## Task details
Check each line of the records below for the string "screenshot", then state how many lines contain it, with no other output.

## Material for the task
--- Begin ---
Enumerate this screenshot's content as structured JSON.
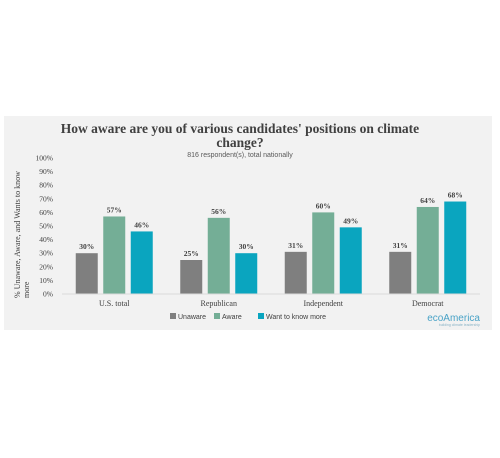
{
  "chart_data": {
    "type": "bar",
    "title_line1": "How aware are you of various candidates' positions on climate",
    "title_line2": "change?",
    "subtitle": "816 respondent(s), total nationally",
    "ylabel_line1": "% Unaware, Aware, and Wants to know",
    "ylabel_line2": "more",
    "ylim": [
      0,
      100
    ],
    "yticks": [
      "0%",
      "10%",
      "20%",
      "30%",
      "40%",
      "50%",
      "60%",
      "70%",
      "80%",
      "90%",
      "100%"
    ],
    "categories": [
      "U.S. total",
      "Republican",
      "Independent",
      "Democrat"
    ],
    "series": [
      {
        "name": "Unaware",
        "color": "#7f7f7f",
        "values": [
          30,
          25,
          31,
          31
        ],
        "labels": [
          "30%",
          "25%",
          "31%",
          "31%"
        ]
      },
      {
        "name": "Aware",
        "color": "#74ae96",
        "values": [
          57,
          56,
          60,
          64
        ],
        "labels": [
          "57%",
          "56%",
          "60%",
          "64%"
        ]
      },
      {
        "name": "Want to know more",
        "color": "#0aa5bf",
        "values": [
          46,
          30,
          49,
          68
        ],
        "labels": [
          "46%",
          "30%",
          "49%",
          "68%"
        ]
      }
    ],
    "grid": false,
    "legend_position": "bottom"
  },
  "brand": {
    "name": "ecoAmerica",
    "tagline": "building climate leadership"
  }
}
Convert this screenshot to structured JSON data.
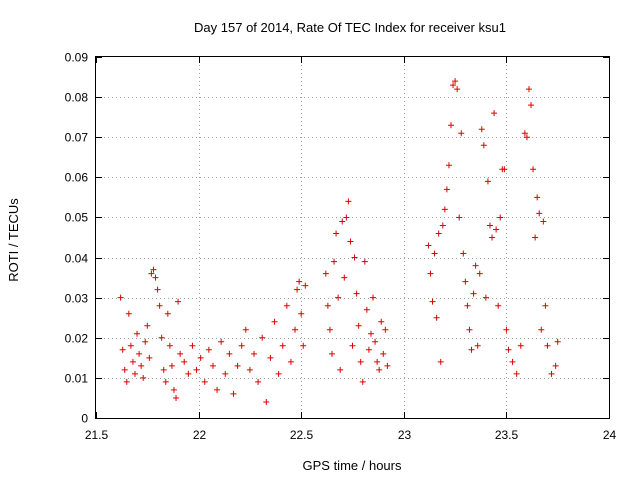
{
  "chart_data": {
    "type": "scatter",
    "title": "Day 157 of 2014, Rate Of TEC Index for receiver ksu1",
    "xlabel": "GPS time / hours",
    "ylabel": "ROTI / TECUs",
    "xlim": [
      21.5,
      24
    ],
    "ylim": [
      0,
      0.09
    ],
    "xticks": [
      21.5,
      22,
      22.5,
      23,
      23.5,
      24
    ],
    "xtick_labels": [
      "21.5",
      "22",
      "22.5",
      "23",
      "23.5",
      "24"
    ],
    "yticks": [
      0,
      0.01,
      0.02,
      0.03,
      0.04,
      0.05,
      0.06,
      0.07,
      0.08,
      0.09
    ],
    "ytick_labels": [
      "0",
      "0.01",
      "0.02",
      "0.03",
      "0.04",
      "0.05",
      "0.06",
      "0.07",
      "0.08",
      "0.09"
    ],
    "grid": true,
    "marker": "+",
    "marker_color": "#e00000",
    "series": [
      {
        "name": "ROTI",
        "points": [
          [
            21.62,
            0.03
          ],
          [
            21.63,
            0.017
          ],
          [
            21.64,
            0.012
          ],
          [
            21.65,
            0.009
          ],
          [
            21.66,
            0.026
          ],
          [
            21.67,
            0.018
          ],
          [
            21.68,
            0.014
          ],
          [
            21.69,
            0.011
          ],
          [
            21.7,
            0.021
          ],
          [
            21.71,
            0.016
          ],
          [
            21.72,
            0.013
          ],
          [
            21.73,
            0.01
          ],
          [
            21.74,
            0.019
          ],
          [
            21.75,
            0.023
          ],
          [
            21.76,
            0.015
          ],
          [
            21.77,
            0.036
          ],
          [
            21.78,
            0.037
          ],
          [
            21.79,
            0.035
          ],
          [
            21.8,
            0.032
          ],
          [
            21.81,
            0.028
          ],
          [
            21.82,
            0.02
          ],
          [
            21.83,
            0.012
          ],
          [
            21.84,
            0.009
          ],
          [
            21.85,
            0.026
          ],
          [
            21.86,
            0.018
          ],
          [
            21.87,
            0.013
          ],
          [
            21.88,
            0.007
          ],
          [
            21.89,
            0.005
          ],
          [
            21.9,
            0.029
          ],
          [
            21.91,
            0.016
          ],
          [
            21.93,
            0.014
          ],
          [
            21.95,
            0.011
          ],
          [
            21.97,
            0.018
          ],
          [
            21.99,
            0.012
          ],
          [
            22.01,
            0.015
          ],
          [
            22.03,
            0.009
          ],
          [
            22.05,
            0.017
          ],
          [
            22.07,
            0.013
          ],
          [
            22.09,
            0.007
          ],
          [
            22.11,
            0.019
          ],
          [
            22.13,
            0.011
          ],
          [
            22.15,
            0.016
          ],
          [
            22.17,
            0.006
          ],
          [
            22.19,
            0.013
          ],
          [
            22.21,
            0.018
          ],
          [
            22.23,
            0.022
          ],
          [
            22.25,
            0.012
          ],
          [
            22.27,
            0.016
          ],
          [
            22.29,
            0.009
          ],
          [
            22.31,
            0.02
          ],
          [
            22.33,
            0.004
          ],
          [
            22.35,
            0.015
          ],
          [
            22.37,
            0.024
          ],
          [
            22.39,
            0.011
          ],
          [
            22.41,
            0.018
          ],
          [
            22.43,
            0.028
          ],
          [
            22.45,
            0.014
          ],
          [
            22.47,
            0.022
          ],
          [
            22.48,
            0.032
          ],
          [
            22.49,
            0.034
          ],
          [
            22.5,
            0.026
          ],
          [
            22.51,
            0.018
          ],
          [
            22.52,
            0.033
          ],
          [
            22.62,
            0.036
          ],
          [
            22.63,
            0.028
          ],
          [
            22.64,
            0.022
          ],
          [
            22.65,
            0.016
          ],
          [
            22.66,
            0.039
          ],
          [
            22.67,
            0.046
          ],
          [
            22.68,
            0.03
          ],
          [
            22.69,
            0.012
          ],
          [
            22.7,
            0.049
          ],
          [
            22.71,
            0.035
          ],
          [
            22.72,
            0.05
          ],
          [
            22.73,
            0.054
          ],
          [
            22.74,
            0.044
          ],
          [
            22.75,
            0.018
          ],
          [
            22.76,
            0.04
          ],
          [
            22.77,
            0.031
          ],
          [
            22.78,
            0.023
          ],
          [
            22.79,
            0.014
          ],
          [
            22.8,
            0.009
          ],
          [
            22.81,
            0.039
          ],
          [
            22.82,
            0.027
          ],
          [
            22.83,
            0.017
          ],
          [
            22.84,
            0.021
          ],
          [
            22.85,
            0.03
          ],
          [
            22.86,
            0.019
          ],
          [
            22.87,
            0.014
          ],
          [
            22.88,
            0.012
          ],
          [
            22.89,
            0.024
          ],
          [
            22.9,
            0.016
          ],
          [
            22.91,
            0.022
          ],
          [
            22.92,
            0.013
          ],
          [
            23.12,
            0.043
          ],
          [
            23.13,
            0.036
          ],
          [
            23.14,
            0.029
          ],
          [
            23.15,
            0.041
          ],
          [
            23.16,
            0.025
          ],
          [
            23.17,
            0.046
          ],
          [
            23.18,
            0.014
          ],
          [
            23.19,
            0.048
          ],
          [
            23.2,
            0.052
          ],
          [
            23.21,
            0.057
          ],
          [
            23.22,
            0.063
          ],
          [
            23.23,
            0.073
          ],
          [
            23.24,
            0.083
          ],
          [
            23.25,
            0.084
          ],
          [
            23.26,
            0.082
          ],
          [
            23.27,
            0.05
          ],
          [
            23.28,
            0.071
          ],
          [
            23.29,
            0.041
          ],
          [
            23.3,
            0.034
          ],
          [
            23.31,
            0.028
          ],
          [
            23.32,
            0.022
          ],
          [
            23.33,
            0.017
          ],
          [
            23.34,
            0.031
          ],
          [
            23.35,
            0.038
          ],
          [
            23.36,
            0.018
          ],
          [
            23.37,
            0.036
          ],
          [
            23.38,
            0.072
          ],
          [
            23.39,
            0.068
          ],
          [
            23.4,
            0.03
          ],
          [
            23.41,
            0.059
          ],
          [
            23.42,
            0.048
          ],
          [
            23.43,
            0.045
          ],
          [
            23.44,
            0.076
          ],
          [
            23.45,
            0.047
          ],
          [
            23.46,
            0.028
          ],
          [
            23.47,
            0.05
          ],
          [
            23.48,
            0.062
          ],
          [
            23.49,
            0.062
          ],
          [
            23.5,
            0.022
          ],
          [
            23.51,
            0.017
          ],
          [
            23.53,
            0.014
          ],
          [
            23.55,
            0.011
          ],
          [
            23.57,
            0.018
          ],
          [
            23.59,
            0.071
          ],
          [
            23.6,
            0.07
          ],
          [
            23.61,
            0.082
          ],
          [
            23.62,
            0.078
          ],
          [
            23.63,
            0.062
          ],
          [
            23.64,
            0.045
          ],
          [
            23.65,
            0.055
          ],
          [
            23.66,
            0.051
          ],
          [
            23.67,
            0.022
          ],
          [
            23.68,
            0.049
          ],
          [
            23.69,
            0.028
          ],
          [
            23.7,
            0.018
          ],
          [
            23.72,
            0.011
          ],
          [
            23.74,
            0.013
          ],
          [
            23.75,
            0.019
          ]
        ]
      }
    ]
  }
}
--- End ---
## Result
2